Locate the lines that hold the string "Pavia". Copy every such line.

= PROVIDED DATA =
——————

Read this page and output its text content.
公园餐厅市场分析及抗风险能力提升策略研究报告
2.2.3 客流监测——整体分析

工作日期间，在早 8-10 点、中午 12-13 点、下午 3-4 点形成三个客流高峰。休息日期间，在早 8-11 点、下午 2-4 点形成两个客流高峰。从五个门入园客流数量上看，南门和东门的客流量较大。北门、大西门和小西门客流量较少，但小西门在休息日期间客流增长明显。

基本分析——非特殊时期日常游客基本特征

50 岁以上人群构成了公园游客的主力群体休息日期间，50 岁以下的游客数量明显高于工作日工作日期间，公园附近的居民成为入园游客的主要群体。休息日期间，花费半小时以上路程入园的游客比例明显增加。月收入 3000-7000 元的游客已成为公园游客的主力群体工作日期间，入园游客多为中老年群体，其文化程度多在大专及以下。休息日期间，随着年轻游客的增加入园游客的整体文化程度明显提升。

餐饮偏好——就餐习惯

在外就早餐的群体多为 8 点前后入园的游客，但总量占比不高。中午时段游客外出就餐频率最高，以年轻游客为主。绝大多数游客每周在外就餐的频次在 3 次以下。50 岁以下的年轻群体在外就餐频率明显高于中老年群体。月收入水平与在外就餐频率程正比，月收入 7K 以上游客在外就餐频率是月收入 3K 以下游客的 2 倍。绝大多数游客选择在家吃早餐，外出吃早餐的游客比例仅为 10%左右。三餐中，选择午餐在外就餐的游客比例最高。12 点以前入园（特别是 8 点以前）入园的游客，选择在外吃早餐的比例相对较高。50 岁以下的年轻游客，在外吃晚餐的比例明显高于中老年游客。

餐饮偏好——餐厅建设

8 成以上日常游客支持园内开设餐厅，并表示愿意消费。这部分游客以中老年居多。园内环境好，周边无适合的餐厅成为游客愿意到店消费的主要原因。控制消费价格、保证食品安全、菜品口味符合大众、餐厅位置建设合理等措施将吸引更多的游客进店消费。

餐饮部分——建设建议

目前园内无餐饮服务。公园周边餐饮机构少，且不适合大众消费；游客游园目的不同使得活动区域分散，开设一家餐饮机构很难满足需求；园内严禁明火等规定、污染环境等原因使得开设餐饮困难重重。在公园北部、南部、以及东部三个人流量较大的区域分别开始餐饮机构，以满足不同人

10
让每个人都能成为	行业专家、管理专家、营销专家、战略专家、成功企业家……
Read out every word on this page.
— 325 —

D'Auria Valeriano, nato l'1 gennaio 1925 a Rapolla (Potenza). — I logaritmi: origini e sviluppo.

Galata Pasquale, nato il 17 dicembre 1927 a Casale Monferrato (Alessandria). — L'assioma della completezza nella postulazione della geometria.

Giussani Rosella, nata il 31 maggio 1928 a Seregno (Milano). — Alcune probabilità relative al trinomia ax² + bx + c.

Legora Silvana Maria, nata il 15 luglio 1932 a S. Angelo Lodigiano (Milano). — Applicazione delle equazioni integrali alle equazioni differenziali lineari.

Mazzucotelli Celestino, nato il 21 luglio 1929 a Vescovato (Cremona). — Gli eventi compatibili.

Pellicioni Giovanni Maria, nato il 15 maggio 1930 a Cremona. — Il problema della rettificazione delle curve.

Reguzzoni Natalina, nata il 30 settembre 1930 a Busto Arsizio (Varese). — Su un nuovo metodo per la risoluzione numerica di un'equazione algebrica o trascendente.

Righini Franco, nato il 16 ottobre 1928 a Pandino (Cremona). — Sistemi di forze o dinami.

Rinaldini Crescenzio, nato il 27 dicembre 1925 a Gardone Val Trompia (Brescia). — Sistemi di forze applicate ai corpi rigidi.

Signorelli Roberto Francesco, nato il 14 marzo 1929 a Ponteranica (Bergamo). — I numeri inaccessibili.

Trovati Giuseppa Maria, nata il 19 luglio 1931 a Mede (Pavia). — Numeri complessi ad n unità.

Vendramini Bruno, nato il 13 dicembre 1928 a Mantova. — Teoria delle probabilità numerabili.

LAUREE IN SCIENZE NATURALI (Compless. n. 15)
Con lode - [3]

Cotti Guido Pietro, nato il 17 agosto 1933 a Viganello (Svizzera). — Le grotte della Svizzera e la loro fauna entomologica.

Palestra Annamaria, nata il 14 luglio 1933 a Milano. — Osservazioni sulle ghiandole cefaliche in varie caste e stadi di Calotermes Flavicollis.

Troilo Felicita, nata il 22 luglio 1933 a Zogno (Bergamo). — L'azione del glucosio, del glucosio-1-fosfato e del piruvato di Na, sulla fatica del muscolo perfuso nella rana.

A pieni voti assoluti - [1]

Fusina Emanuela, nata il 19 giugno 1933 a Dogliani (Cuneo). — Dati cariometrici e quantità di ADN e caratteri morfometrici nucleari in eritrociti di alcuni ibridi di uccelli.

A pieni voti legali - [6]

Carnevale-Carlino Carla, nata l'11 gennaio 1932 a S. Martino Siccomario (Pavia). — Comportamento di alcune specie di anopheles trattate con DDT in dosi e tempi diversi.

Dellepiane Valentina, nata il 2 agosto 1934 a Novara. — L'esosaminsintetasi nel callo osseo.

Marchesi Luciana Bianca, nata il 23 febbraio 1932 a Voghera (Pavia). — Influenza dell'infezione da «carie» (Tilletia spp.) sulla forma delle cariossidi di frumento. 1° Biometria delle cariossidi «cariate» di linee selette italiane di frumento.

——————

= SOLUTION TO THE EXERCISE =
Trovati Giuseppa Maria, nata il 19 luglio 1931 a Mede (Pavia). — Numeri complessi ad n unità.
Carnevale-Carlino Carla, nata l'11 gennaio 1932 a S. Martino Siccomario (Pavia). — Comportamento di alcune specie di anopheles trattate con DDT in dosi e tempi diversi.
Marchesi Luciana Bianca, nata il 23 febbraio 1932 a Voghera (Pavia). — Influenza dell'infezione da «carie» (Tilletia spp.) sulla forma delle cariossidi di frumento. 1° Biometria delle cariossidi «cariate» di linee selette italiane di frumento.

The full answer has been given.